EXTRACTED DATA

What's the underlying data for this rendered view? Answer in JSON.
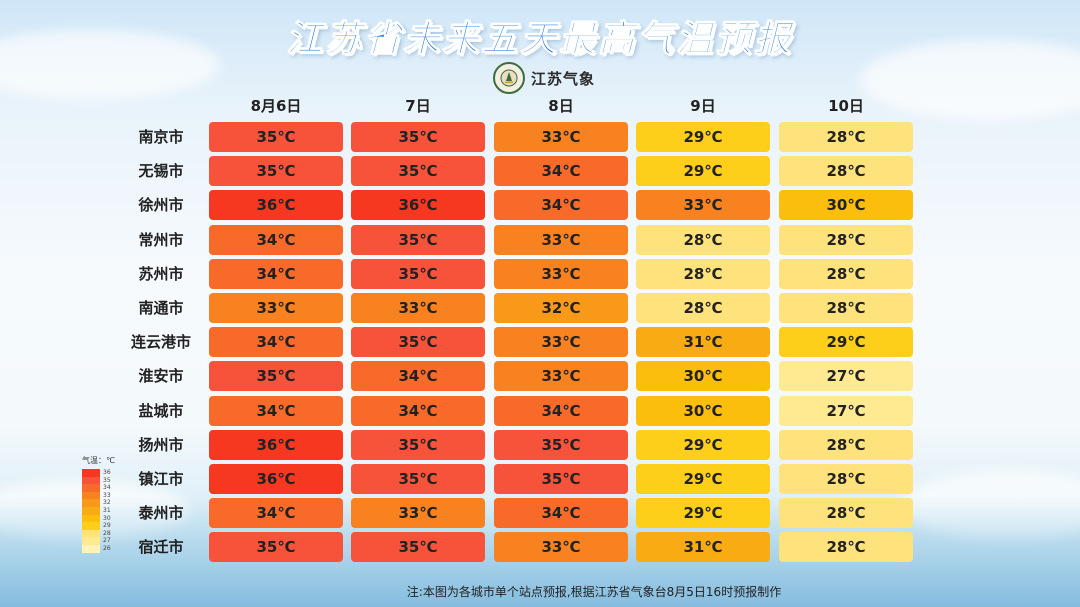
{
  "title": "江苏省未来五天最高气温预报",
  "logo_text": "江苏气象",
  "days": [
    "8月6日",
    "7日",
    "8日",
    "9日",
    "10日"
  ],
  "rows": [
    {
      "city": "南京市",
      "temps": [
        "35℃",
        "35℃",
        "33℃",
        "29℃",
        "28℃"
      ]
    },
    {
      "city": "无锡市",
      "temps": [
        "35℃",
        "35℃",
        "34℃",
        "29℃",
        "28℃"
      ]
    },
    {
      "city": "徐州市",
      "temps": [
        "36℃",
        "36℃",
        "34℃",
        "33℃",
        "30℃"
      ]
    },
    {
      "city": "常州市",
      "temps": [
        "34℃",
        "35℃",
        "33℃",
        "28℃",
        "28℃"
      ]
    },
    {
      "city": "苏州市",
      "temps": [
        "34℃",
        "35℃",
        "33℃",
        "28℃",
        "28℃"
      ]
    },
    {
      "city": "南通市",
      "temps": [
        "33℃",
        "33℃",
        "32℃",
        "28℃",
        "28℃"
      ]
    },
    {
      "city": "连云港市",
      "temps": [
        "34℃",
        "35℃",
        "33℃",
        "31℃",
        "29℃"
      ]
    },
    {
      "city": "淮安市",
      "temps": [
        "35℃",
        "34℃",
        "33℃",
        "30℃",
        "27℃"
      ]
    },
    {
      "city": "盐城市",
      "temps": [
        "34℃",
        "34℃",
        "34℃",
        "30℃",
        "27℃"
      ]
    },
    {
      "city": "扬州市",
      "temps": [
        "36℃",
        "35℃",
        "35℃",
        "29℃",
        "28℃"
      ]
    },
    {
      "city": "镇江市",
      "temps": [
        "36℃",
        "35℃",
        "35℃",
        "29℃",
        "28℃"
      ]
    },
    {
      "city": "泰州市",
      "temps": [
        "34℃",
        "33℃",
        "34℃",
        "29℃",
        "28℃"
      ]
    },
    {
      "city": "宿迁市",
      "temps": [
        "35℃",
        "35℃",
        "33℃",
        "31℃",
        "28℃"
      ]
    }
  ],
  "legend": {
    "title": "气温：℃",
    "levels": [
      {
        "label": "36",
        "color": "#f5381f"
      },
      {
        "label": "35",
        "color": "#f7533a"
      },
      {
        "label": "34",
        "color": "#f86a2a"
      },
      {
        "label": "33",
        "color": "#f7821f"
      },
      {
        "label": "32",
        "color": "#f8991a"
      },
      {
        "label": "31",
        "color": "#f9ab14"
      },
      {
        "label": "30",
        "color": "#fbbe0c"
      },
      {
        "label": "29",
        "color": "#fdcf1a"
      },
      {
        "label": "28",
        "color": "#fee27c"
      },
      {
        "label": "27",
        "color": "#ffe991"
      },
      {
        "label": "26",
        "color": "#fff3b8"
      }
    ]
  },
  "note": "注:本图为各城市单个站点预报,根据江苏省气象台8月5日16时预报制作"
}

REQUIRED WORK
Return only those lines of the records that contain the string "color".

COMPLETED EXERCISE
        "color": "#f5381f"
        "color": "#f7533a"
        "color": "#f86a2a"
        "color": "#f7821f"
        "color": "#f8991a"
        "color": "#f9ab14"
        "color": "#fbbe0c"
        "color": "#fdcf1a"
        "color": "#fee27c"
        "color": "#ffe991"
        "color": "#fff3b8"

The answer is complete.